◆ GOAL: Among the entries, which lines carry the string "title"? Copy each of them.

◆ TASK INPUTS:
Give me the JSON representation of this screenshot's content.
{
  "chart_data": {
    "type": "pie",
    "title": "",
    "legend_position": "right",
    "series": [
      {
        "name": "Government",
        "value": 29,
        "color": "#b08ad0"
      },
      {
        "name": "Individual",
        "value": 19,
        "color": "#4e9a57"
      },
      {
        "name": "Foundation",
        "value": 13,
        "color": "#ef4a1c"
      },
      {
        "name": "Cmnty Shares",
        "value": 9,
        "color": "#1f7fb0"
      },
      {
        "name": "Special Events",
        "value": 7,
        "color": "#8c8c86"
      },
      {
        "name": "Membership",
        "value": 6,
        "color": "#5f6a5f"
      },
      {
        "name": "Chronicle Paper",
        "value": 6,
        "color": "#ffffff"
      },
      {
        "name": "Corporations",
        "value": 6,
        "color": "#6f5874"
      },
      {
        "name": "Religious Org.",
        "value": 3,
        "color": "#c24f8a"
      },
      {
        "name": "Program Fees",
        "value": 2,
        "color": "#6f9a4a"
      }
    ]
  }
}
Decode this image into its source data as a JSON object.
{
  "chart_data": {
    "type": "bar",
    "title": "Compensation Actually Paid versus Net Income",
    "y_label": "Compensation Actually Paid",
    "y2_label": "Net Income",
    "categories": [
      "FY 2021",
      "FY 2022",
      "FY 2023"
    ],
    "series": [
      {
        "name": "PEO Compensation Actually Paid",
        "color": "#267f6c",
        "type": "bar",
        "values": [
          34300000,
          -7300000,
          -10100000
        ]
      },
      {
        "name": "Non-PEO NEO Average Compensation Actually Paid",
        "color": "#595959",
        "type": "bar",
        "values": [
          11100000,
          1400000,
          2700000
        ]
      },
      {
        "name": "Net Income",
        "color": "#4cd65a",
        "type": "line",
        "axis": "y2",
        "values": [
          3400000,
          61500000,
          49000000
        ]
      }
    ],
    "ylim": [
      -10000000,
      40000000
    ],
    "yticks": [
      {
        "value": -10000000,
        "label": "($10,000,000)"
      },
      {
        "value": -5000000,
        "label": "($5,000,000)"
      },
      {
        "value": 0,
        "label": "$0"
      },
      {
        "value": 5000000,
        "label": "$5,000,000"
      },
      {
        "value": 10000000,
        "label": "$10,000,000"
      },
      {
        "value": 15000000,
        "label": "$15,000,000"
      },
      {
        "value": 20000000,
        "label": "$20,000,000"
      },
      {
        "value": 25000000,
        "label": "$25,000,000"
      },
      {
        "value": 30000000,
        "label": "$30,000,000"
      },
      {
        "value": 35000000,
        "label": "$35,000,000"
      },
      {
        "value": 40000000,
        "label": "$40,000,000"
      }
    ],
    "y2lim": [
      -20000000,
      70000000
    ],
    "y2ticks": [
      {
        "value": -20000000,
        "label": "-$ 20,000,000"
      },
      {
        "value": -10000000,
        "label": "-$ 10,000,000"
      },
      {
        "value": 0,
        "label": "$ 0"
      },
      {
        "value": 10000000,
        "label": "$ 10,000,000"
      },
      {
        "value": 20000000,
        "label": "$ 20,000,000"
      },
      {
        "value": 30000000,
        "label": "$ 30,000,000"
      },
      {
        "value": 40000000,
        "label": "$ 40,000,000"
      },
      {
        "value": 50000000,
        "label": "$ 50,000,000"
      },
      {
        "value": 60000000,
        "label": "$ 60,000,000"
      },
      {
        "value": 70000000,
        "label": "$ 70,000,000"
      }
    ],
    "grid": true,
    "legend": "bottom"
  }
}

◆ TASK RESPONSE:
    "title": "",
    "title": "Compensation Actually Paid versus Net Income",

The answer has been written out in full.